■ **INSTRUCTIONS TO FOLLOW**: The listing below is to be output in its exact form.

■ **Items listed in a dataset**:
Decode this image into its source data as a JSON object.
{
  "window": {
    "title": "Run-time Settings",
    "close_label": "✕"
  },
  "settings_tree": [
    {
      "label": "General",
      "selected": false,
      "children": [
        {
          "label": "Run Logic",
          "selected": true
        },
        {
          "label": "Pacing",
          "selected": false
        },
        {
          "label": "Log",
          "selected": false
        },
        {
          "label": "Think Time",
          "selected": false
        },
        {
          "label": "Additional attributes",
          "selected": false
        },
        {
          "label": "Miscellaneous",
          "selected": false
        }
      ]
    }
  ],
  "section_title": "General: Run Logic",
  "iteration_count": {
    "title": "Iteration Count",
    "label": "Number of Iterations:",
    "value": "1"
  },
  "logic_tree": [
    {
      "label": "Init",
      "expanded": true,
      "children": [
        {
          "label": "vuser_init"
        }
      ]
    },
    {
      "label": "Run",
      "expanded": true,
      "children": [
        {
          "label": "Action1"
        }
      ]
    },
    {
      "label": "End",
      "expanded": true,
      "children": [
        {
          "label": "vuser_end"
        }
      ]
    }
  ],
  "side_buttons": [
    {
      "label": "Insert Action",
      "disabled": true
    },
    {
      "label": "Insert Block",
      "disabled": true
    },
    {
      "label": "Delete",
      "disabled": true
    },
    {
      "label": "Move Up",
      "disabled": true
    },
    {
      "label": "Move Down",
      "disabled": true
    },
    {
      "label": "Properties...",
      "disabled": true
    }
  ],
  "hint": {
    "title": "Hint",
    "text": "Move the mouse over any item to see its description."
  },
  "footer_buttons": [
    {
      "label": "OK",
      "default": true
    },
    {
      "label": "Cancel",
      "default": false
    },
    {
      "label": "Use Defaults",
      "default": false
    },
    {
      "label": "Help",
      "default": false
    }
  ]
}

■ **ANSWER TO THE PROBLEM**:
Decode this image into its source data as a JSON object.
{
  "window": {
    "title": "Run-time Settings",
    "close_label": "✕"
  },
  "settings_tree": [
    {
      "label": "General",
      "selected": false,
      "children": [
        {
          "label": "Run Logic",
          "selected": true
        },
        {
          "label": "Pacing",
          "selected": false
        },
        {
          "label": "Log",
          "selected": false
        },
        {
          "label": "Think Time",
          "selected": false
        },
        {
          "label": "Additional attributes",
          "selected": false
        },
        {
          "label": "Miscellaneous",
          "selected": false
        }
      ]
    }
  ],
  "section_title": "General: Run Logic",
  "iteration_count": {
    "title": "Iteration Count",
    "label": "Number of Iterations:",
    "value": "1"
  },
  "logic_tree": [
    {
      "label": "Init",
      "expanded": true,
      "children": [
        {
          "label": "vuser_init"
        }
      ]
    },
    {
      "label": "Run",
      "expanded": true,
      "children": [
        {
          "label": "Action1"
        }
      ]
    },
    {
      "label": "End",
      "expanded": true,
      "children": [
        {
          "label": "vuser_end"
        }
      ]
    }
  ],
  "side_buttons": [
    {
      "label": "Insert Action",
      "disabled": true
    },
    {
      "label": "Insert Block",
      "disabled": true
    },
    {
      "label": "Delete",
      "disabled": true
    },
    {
      "label": "Move Up",
      "disabled": true
    },
    {
      "label": "Move Down",
      "disabled": true
    },
    {
      "label": "Properties...",
      "disabled": true
    }
  ],
  "hint": {
    "title": "Hint",
    "text": "Move the mouse over any item to see its description."
  },
  "footer_buttons": [
    {
      "label": "OK",
      "default": true
    },
    {
      "label": "Cancel",
      "default": false
    },
    {
      "label": "Use Defaults",
      "default": false
    },
    {
      "label": "Help",
      "default": false
    }
  ]
}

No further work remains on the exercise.